▸ **Short exercise**: Determine the number of lines containing the word "this". Reply with it and nothing else.

▸ **Supplied material**:
=======

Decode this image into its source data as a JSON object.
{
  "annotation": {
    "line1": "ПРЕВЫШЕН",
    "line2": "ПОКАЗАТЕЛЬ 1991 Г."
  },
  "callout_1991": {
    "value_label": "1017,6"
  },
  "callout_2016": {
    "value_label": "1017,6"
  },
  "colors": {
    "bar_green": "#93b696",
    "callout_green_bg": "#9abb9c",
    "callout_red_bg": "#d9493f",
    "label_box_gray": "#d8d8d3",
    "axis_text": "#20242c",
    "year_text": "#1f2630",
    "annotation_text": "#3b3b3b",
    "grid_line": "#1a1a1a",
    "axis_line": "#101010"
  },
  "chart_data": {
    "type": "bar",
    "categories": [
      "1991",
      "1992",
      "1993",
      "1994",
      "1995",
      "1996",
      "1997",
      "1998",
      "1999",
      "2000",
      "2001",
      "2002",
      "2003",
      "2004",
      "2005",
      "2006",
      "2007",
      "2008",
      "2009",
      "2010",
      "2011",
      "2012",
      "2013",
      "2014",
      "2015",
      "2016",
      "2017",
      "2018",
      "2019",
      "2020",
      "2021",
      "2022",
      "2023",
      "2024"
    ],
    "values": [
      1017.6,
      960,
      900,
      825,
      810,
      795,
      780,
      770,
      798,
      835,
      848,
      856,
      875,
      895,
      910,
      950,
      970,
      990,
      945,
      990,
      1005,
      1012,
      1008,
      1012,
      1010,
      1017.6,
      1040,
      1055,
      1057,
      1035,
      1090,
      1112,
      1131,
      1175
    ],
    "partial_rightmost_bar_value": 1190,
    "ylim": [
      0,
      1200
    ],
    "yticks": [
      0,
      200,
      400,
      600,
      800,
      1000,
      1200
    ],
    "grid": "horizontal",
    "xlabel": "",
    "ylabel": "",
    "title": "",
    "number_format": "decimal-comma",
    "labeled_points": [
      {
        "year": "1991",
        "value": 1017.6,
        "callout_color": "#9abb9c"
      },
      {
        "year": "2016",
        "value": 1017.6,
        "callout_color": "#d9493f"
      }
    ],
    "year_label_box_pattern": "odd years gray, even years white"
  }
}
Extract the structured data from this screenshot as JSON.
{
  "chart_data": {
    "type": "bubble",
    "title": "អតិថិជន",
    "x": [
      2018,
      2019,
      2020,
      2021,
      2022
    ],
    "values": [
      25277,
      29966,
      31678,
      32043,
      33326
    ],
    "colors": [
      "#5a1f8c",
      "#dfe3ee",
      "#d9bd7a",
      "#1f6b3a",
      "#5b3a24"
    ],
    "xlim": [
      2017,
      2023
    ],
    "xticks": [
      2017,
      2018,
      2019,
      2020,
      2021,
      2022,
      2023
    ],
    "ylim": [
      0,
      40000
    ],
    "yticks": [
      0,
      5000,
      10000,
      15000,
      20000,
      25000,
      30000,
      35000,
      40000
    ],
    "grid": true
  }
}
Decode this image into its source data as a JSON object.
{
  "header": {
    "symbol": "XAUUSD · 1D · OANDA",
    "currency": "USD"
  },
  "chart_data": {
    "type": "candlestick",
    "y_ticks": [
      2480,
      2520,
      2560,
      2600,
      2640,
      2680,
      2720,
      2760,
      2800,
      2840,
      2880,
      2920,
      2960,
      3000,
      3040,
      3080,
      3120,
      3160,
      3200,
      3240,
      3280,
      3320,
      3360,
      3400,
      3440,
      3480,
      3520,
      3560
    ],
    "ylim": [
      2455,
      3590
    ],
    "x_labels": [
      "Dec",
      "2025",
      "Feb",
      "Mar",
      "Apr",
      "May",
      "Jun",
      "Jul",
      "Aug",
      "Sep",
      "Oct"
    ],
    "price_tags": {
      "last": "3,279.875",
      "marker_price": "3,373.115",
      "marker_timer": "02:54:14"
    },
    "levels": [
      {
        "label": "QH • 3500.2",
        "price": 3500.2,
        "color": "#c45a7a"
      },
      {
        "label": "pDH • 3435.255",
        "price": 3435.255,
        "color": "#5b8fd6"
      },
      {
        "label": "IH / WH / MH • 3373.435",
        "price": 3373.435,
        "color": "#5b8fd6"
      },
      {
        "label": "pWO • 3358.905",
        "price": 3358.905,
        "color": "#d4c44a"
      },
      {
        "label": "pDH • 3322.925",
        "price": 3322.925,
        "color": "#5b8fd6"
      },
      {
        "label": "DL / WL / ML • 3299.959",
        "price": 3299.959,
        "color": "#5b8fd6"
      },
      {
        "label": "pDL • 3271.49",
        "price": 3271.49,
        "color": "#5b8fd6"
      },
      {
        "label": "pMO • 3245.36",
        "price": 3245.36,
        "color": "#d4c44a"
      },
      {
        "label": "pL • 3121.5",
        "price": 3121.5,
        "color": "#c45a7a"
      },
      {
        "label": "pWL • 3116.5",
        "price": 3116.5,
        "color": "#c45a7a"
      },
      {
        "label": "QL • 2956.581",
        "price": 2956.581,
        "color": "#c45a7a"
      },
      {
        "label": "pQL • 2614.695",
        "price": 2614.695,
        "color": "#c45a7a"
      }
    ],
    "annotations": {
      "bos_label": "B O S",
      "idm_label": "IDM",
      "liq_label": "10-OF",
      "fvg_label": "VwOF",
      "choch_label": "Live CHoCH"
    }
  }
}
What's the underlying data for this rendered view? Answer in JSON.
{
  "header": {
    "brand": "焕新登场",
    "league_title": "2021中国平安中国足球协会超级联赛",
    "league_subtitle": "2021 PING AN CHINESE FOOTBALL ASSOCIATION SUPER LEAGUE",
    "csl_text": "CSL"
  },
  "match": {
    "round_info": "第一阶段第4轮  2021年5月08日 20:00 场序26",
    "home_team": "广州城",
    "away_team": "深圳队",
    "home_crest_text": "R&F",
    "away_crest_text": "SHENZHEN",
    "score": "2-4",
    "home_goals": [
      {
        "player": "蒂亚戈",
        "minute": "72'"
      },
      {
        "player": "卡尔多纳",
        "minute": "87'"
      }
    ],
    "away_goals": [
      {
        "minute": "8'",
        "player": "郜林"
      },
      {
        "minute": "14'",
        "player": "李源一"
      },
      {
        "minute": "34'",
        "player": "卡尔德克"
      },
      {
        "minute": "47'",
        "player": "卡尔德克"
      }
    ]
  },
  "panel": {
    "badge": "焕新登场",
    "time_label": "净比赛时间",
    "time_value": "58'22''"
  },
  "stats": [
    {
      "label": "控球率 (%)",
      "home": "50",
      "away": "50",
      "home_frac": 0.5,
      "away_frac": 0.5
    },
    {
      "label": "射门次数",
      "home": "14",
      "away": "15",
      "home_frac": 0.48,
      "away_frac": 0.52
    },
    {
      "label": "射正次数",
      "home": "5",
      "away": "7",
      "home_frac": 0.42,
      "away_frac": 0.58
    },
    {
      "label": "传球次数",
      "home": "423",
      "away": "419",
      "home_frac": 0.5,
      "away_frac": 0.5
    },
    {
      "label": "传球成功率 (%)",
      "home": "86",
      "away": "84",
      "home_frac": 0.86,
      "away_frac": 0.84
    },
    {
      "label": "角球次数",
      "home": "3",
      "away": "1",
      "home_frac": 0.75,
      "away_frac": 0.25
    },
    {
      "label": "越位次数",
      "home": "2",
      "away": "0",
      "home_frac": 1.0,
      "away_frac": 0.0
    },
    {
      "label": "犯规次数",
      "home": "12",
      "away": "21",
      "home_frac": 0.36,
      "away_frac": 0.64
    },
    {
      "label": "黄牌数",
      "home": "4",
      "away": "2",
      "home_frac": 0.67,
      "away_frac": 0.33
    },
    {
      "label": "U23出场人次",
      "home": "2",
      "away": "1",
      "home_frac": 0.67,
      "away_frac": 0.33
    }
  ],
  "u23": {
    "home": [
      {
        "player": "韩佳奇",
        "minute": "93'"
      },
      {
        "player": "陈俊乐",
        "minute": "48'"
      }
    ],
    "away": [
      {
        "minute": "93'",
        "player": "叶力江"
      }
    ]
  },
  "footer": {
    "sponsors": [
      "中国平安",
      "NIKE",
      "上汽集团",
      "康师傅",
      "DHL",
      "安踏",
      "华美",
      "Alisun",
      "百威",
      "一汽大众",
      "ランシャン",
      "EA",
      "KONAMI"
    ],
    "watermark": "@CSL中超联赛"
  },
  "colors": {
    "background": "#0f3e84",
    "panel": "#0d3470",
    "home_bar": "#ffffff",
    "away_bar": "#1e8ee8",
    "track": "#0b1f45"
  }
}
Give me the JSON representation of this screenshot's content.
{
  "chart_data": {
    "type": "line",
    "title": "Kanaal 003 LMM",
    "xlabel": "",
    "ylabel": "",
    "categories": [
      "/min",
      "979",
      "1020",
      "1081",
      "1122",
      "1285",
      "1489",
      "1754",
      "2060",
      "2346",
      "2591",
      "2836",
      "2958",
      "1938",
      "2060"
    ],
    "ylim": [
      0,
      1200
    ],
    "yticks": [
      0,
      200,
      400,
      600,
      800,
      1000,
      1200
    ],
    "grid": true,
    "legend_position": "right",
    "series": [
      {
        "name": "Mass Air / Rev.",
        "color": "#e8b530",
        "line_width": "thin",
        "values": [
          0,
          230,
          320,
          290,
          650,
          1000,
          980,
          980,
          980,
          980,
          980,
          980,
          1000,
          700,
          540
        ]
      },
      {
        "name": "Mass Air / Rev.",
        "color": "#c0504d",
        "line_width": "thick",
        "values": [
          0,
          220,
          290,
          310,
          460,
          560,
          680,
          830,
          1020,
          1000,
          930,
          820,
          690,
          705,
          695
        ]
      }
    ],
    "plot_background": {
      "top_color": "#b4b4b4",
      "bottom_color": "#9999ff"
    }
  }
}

=======

▸ **Complete response**: 5